- [Prompt] Output the records. Match them exactly.

--- Information provided ---

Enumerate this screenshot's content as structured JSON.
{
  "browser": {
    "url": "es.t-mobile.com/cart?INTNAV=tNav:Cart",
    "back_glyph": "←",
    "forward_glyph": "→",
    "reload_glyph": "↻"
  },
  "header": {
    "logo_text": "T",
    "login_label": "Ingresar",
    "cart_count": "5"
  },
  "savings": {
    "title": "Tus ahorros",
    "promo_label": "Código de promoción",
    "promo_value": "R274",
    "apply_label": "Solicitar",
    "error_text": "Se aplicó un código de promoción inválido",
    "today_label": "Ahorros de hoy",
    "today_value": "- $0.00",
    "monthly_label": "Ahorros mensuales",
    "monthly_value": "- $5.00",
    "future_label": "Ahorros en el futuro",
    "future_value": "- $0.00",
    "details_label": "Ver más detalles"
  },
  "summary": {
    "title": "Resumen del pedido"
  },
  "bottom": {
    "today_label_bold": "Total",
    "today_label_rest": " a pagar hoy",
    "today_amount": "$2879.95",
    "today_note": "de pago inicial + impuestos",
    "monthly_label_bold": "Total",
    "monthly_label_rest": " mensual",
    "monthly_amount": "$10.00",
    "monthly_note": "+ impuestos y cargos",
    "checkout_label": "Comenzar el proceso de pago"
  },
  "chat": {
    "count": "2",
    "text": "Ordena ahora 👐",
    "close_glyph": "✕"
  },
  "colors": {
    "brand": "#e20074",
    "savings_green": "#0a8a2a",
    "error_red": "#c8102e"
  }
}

---

- [Written reply]
Enumerate this screenshot's content as structured JSON.
{
  "browser": {
    "url": "es.t-mobile.com/cart?INTNAV=tNav:Cart",
    "back_glyph": "←",
    "forward_glyph": "→",
    "reload_glyph": "↻"
  },
  "header": {
    "logo_text": "T",
    "login_label": "Ingresar",
    "cart_count": "5"
  },
  "savings": {
    "title": "Tus ahorros",
    "promo_label": "Código de promoción",
    "promo_value": "R274",
    "apply_label": "Solicitar",
    "error_text": "Se aplicó un código de promoción inválido",
    "today_label": "Ahorros de hoy",
    "today_value": "- $0.00",
    "monthly_label": "Ahorros mensuales",
    "monthly_value": "- $5.00",
    "future_label": "Ahorros en el futuro",
    "future_value": "- $0.00",
    "details_label": "Ver más detalles"
  },
  "summary": {
    "title": "Resumen del pedido"
  },
  "bottom": {
    "today_label_bold": "Total",
    "today_label_rest": " a pagar hoy",
    "today_amount": "$2879.95",
    "today_note": "de pago inicial + impuestos",
    "monthly_label_bold": "Total",
    "monthly_label_rest": " mensual",
    "monthly_amount": "$10.00",
    "monthly_note": "+ impuestos y cargos",
    "checkout_label": "Comenzar el proceso de pago"
  },
  "chat": {
    "count": "2",
    "text": "Ordena ahora 👐",
    "close_glyph": "✕"
  },
  "colors": {
    "brand": "#e20074",
    "savings_green": "#0a8a2a",
    "error_red": "#c8102e"
  }
}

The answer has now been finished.